**The task**
Every line that contains the word "根据所学知识可知" should be copied out.

Data items
● ● ● ●

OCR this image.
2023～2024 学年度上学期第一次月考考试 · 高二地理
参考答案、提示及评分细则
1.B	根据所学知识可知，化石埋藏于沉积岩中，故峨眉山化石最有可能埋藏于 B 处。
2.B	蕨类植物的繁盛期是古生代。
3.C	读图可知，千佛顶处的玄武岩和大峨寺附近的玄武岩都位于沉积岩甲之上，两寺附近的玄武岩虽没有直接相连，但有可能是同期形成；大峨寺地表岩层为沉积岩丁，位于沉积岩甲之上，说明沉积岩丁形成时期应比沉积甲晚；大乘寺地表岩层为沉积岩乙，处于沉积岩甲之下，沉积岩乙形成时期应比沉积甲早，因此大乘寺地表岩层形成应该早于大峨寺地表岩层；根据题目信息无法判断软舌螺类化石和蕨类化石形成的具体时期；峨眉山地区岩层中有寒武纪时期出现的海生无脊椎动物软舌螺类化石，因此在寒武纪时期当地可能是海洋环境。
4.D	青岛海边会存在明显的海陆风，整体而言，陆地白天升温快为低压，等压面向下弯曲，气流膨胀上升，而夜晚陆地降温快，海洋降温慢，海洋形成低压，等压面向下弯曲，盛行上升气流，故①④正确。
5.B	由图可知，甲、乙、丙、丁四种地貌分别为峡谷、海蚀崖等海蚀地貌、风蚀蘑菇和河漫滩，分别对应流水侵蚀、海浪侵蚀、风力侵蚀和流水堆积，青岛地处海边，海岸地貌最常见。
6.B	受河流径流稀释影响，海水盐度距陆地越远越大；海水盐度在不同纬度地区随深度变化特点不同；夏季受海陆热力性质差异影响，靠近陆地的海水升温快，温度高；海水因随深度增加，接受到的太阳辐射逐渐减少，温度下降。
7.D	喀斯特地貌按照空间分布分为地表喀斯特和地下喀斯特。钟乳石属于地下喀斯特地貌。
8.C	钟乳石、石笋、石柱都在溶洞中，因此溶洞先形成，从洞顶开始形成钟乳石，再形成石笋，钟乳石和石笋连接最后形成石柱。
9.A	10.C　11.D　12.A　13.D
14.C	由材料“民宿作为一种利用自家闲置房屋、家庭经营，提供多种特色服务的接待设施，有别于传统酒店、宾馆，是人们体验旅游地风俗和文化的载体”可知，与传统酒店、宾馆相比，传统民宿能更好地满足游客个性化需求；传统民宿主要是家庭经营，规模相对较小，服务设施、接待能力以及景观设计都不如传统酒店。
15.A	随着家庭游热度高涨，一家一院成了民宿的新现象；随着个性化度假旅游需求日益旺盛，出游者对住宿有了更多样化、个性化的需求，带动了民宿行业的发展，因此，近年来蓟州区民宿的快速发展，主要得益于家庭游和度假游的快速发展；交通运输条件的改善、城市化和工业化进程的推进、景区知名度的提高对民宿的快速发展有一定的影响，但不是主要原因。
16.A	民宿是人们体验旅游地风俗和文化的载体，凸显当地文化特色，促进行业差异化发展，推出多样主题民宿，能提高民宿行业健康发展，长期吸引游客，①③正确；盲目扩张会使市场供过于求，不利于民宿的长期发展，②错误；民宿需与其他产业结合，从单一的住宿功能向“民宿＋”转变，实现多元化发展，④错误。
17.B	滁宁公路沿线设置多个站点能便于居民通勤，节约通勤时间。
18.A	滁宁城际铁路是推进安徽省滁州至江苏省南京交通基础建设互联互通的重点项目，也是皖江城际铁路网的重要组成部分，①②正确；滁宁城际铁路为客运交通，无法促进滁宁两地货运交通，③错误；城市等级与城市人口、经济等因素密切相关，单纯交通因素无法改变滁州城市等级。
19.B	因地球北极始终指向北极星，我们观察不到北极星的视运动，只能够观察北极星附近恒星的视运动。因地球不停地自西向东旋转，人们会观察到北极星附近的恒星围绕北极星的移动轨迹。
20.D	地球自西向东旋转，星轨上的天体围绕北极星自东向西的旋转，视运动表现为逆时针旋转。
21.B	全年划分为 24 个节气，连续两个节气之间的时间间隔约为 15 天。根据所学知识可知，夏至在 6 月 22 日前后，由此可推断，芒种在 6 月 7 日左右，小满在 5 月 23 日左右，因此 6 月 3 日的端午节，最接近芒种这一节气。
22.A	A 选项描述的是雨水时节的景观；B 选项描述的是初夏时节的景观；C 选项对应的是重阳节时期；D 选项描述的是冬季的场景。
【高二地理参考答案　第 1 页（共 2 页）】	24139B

● ● ● ●

**Answer to the task**
1.B	根据所学知识可知，化石埋藏于沉积岩中，故峨眉山化石最有可能埋藏于 B 处。
21.B	全年划分为 24 个节气，连续两个节气之间的时间间隔约为 15 天。根据所学知识可知，夏至在 6 月 22 日前后，由此可推断，芒种在 6 月 7 日左右，小满在 5 月 23 日左右，因此 6 月 3 日的端午节，最接近芒种这一节气。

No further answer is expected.